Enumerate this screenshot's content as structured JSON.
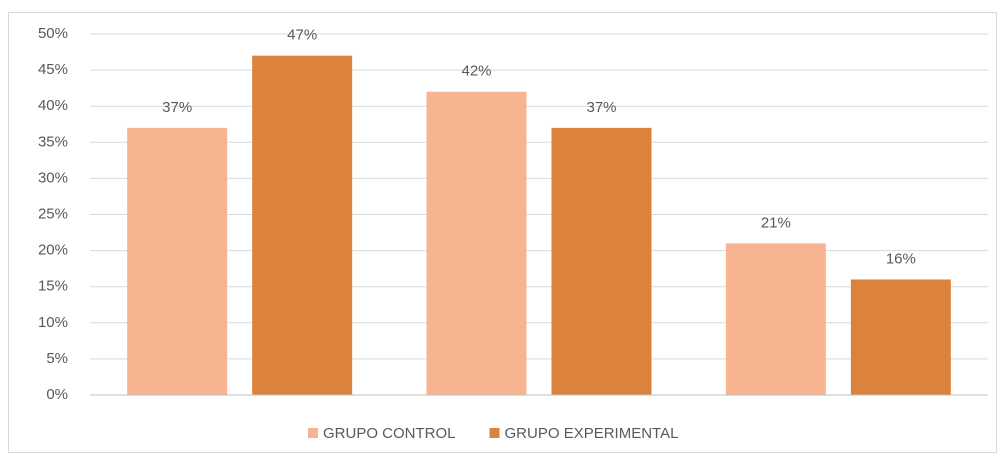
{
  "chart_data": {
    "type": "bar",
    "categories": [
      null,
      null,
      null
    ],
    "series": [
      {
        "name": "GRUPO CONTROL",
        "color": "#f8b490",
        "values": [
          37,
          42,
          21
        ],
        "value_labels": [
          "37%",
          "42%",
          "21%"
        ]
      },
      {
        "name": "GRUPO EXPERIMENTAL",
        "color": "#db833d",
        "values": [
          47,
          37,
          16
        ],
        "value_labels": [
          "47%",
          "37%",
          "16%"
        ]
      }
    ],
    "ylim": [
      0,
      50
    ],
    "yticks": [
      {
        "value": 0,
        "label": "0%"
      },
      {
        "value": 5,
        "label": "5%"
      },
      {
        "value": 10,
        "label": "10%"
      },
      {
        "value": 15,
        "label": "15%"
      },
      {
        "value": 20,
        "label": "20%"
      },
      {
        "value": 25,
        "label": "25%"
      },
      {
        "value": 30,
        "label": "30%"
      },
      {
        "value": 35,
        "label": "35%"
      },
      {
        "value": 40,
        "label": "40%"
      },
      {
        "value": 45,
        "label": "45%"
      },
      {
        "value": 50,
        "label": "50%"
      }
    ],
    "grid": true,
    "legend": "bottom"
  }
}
◇ ◇ ◇ ◇ ◇ ◇ ◇
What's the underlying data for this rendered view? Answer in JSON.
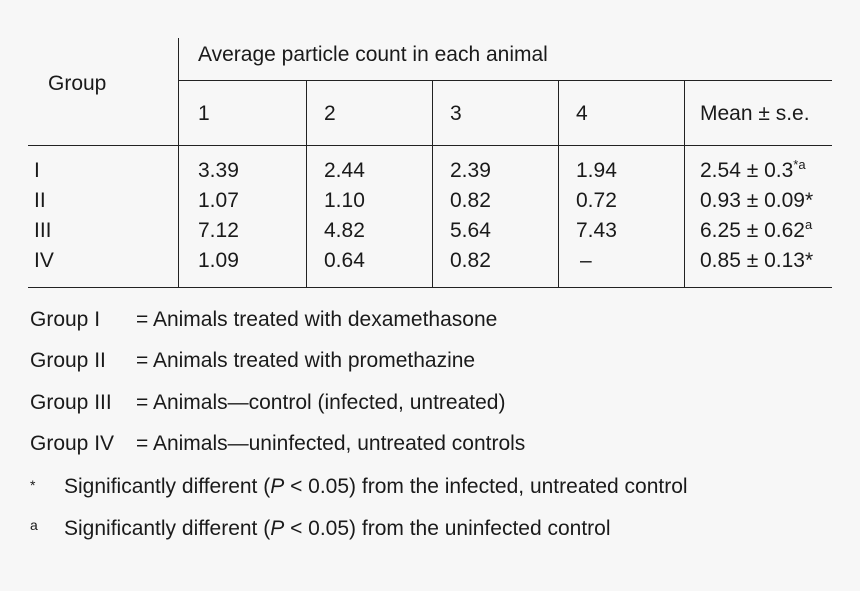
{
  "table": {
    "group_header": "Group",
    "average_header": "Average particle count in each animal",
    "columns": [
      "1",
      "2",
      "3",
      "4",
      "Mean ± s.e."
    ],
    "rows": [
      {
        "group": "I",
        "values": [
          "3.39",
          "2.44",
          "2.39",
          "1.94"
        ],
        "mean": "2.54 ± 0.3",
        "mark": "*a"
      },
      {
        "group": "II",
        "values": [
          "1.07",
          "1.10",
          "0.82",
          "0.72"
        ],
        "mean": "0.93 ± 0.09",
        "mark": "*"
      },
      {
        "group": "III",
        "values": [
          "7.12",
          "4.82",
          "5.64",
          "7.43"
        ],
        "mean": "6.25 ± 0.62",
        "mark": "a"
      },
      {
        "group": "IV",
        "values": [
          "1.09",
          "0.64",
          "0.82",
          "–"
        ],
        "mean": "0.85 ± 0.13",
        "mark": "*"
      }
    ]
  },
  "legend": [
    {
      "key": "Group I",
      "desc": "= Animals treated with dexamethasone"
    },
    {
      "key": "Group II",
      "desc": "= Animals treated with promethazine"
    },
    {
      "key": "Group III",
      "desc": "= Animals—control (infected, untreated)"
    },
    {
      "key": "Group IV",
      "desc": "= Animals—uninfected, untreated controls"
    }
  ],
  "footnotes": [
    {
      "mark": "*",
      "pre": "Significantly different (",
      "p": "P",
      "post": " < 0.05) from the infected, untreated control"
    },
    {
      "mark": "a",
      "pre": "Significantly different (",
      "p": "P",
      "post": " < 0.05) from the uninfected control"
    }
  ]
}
◇ ◇ ◇ ◇ ◇ ◇ ◇
(What you will do):
Copy each line that contains the word "untreated".

(Solution to this task):
      "desc": "= Animals—control (infected, untreated)"
      "desc": "= Animals—uninfected, untreated controls"
      "post": " < 0.05) from the infected, untreated control"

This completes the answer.